(Stored records)
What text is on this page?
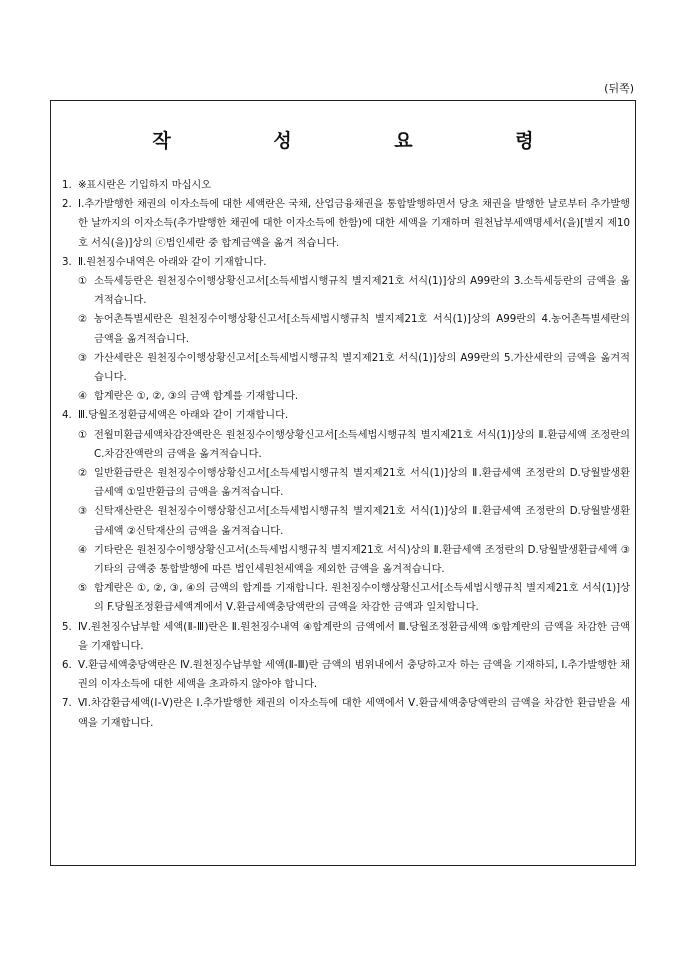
(뒤쪽)
작 성 요 령
1. ※표시란은 기입하지 마십시오
2. Ⅰ.추가발행한 채권의 이자소득에 대한 세액란은 국채, 산업금융채권을 통합발행하면서 당초 채권을 발행한 날로부터 추가발행한 날까지의 이자소득(추가발행한 채권에 대한 이자소득에 한함)에 대한 세액을 기재하며 원천납부세액명세서(을)[별지 제10호 서식(을)]상의 ⓒ법인세란 중 합계금액을 옮겨 적습니다.
3. Ⅱ.원천징수내역은 아래와 같이 기재합니다.
① 소득세등란은 원천징수이행상황신고서[소득세법시행규칙 별지제21호 서식(1)]상의 A99란의 3.소득세등란의 금액을 옮겨적습니다.
② 농어촌특별세란은 원천징수이행상황신고서[소득세법시행규칙 별지제21호 서식(1)]상의 A99란의 4.농어촌특별세란의 금액을 옮겨적습니다.
③ 가산세란은 원천징수이행상황신고서[소득세법시행규칙 별지제21호 서식(1)]상의 A99란의 5.가산세란의 금액을 옮겨적습니다.
④ 합계란은 ①, ②, ③의 금액 합계를 기재합니다.
4. Ⅲ.당월조정환급세액은 아래와 같이 기재합니다.
① 전월미환급세액차감잔액란은 원천징수이행상황신고서[소득세법시행규칙 별지제21호 서식(1)]상의 Ⅱ.환급세액 조정란의 C.차감잔액란의 금액을 옮겨적습니다.
② 일반환급란은 원천징수이행상황신고서[소득세법시행규칙 별지제21호 서식(1)]상의 Ⅱ.환급세액 조정란의 D.당월발생환급세액 ①일반환급의 금액을 옮겨적습니다.
③ 신탁재산란은 원천징수이행상황신고서[소득세법시행규칙 별지제21호 서식(1)]상의 Ⅱ.환급세액 조정란의 D.당월발생환급세액 ②신탁재산의 금액을 옮겨적습니다.
④ 기타란은 원천징수이행상황신고서(소득세법시행규칙 별지제21호 서식)상의 Ⅱ.환급세액 조정란의 D.당월발생환급세액 ③기타의 금액중 통합발행에 따른 법인세원천세액을 제외한 금액을 옮겨적습니다.
⑤ 합계란은 ①, ②, ③, ④의 금액의 합계를 기재합니다. 원천징수이행상황신고서[소득세법시행규칙 별지제21호 서식(1)]상의 F.당월조정환급세액계에서 Ⅴ.환급세액충당액란의 금액을 차감한 금액과 일치합니다.
5. Ⅳ.원천징수납부할 세액(Ⅱ-Ⅲ)란은 Ⅱ.원천징수내역 ④합계란의 금액에서 Ⅲ.당월조정환급세액 ⑤합계란의 금액을 차감한 금액을 기재합니다.
6. Ⅴ.환급세액충당액란은 Ⅳ.원천징수납부할 세액(Ⅱ-Ⅲ)란 금액의 범위내에서 충당하고자 하는 금액을 기재하되, Ⅰ.추가발행한 채권의 이자소득에 대한 세액을 초과하지 않아야 합니다.
7. Ⅵ.차감환급세액(Ⅰ-Ⅴ)란은 Ⅰ.추가발행한 채권의 이자소득에 대한 세액에서 Ⅴ.환급세액충당액란의 금액을 차감한 환급받을 세액을 기재합니다.
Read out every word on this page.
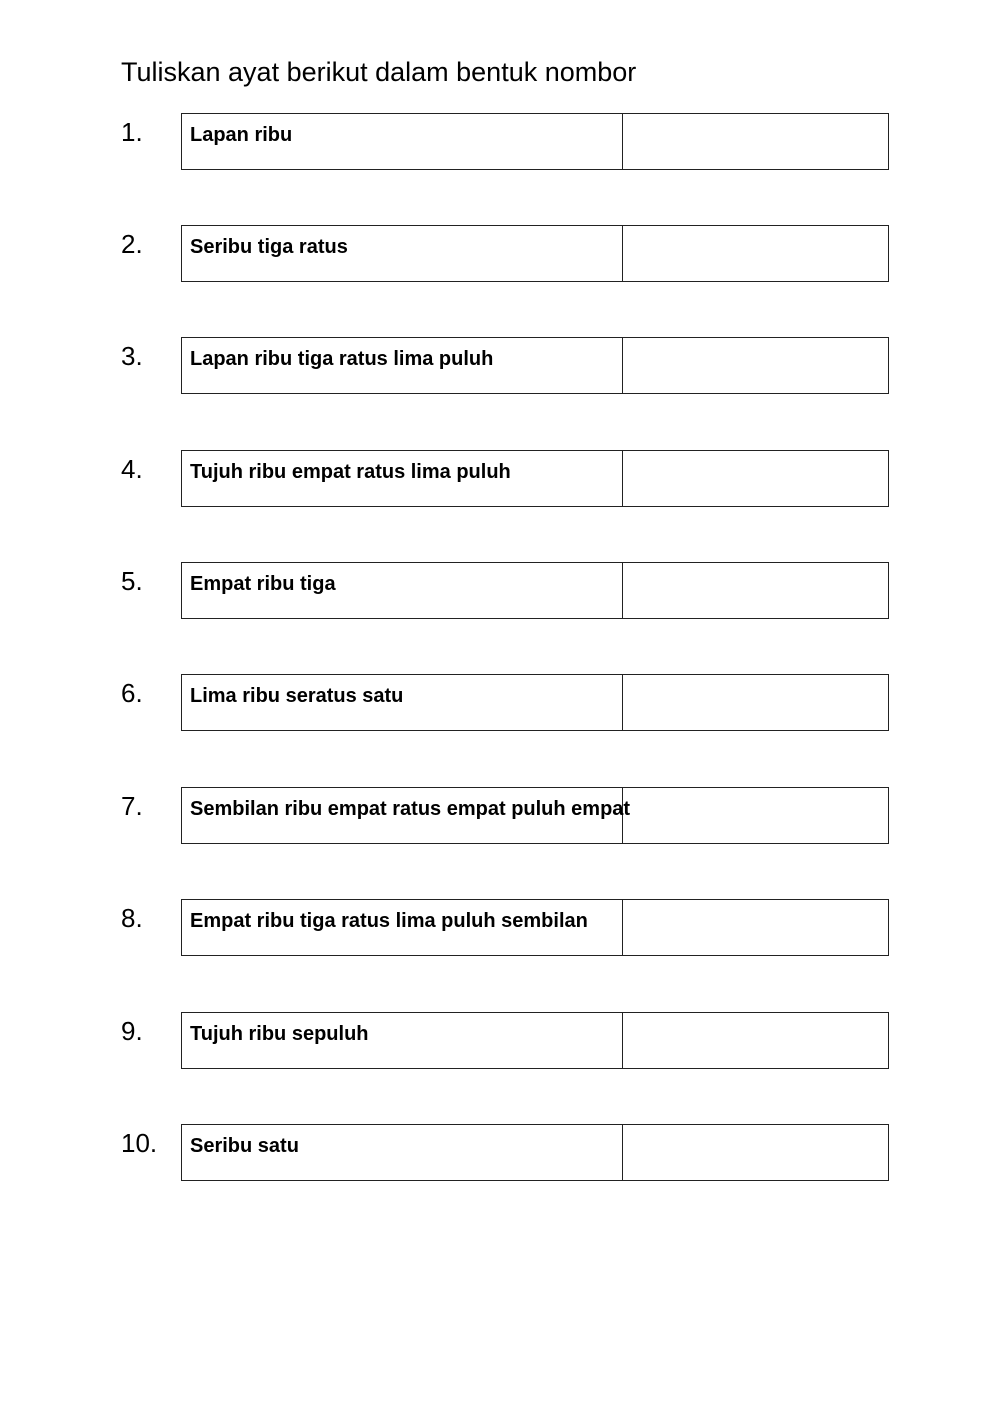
Tuliskan ayat berikut dalam bentuk nombor
1. Lapan ribu
2. Seribu tiga ratus
3. Lapan ribu tiga ratus lima puluh
4. Tujuh ribu empat ratus lima puluh
5. Empat ribu tiga
6. Lima ribu seratus satu
7. Sembilan ribu empat ratus empat puluh empat
8. Empat ribu tiga ratus lima puluh sembilan
9. Tujuh ribu sepuluh
10. Seribu satu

▶ _Instructions for the task_:
Copy out every line of the data that includes the word "조정란의".

▶ _The response_:
① 전월미환급세액차감잔액란은 원천징수이행상황신고서[소득세법시행규칙 별지제21호 서식(1)]상의 Ⅱ.환급세액 조정란의 C.차감잔액란의 금액을 옮겨적습니다.
② 일반환급란은 원천징수이행상황신고서[소득세법시행규칙 별지제21호 서식(1)]상의 Ⅱ.환급세액 조정란의 D.당월발생환급세액 ①일반환급의 금액을 옮겨적습니다.
③ 신탁재산란은 원천징수이행상황신고서[소득세법시행규칙 별지제21호 서식(1)]상의 Ⅱ.환급세액 조정란의 D.당월발생환급세액 ②신탁재산의 금액을 옮겨적습니다.
④ 기타란은 원천징수이행상황신고서(소득세법시행규칙 별지제21호 서식)상의 Ⅱ.환급세액 조정란의 D.당월발생환급세액 ③기타의 금액중 통합발행에 따른 법인세원천세액을 제외한 금액을 옮겨적습니다.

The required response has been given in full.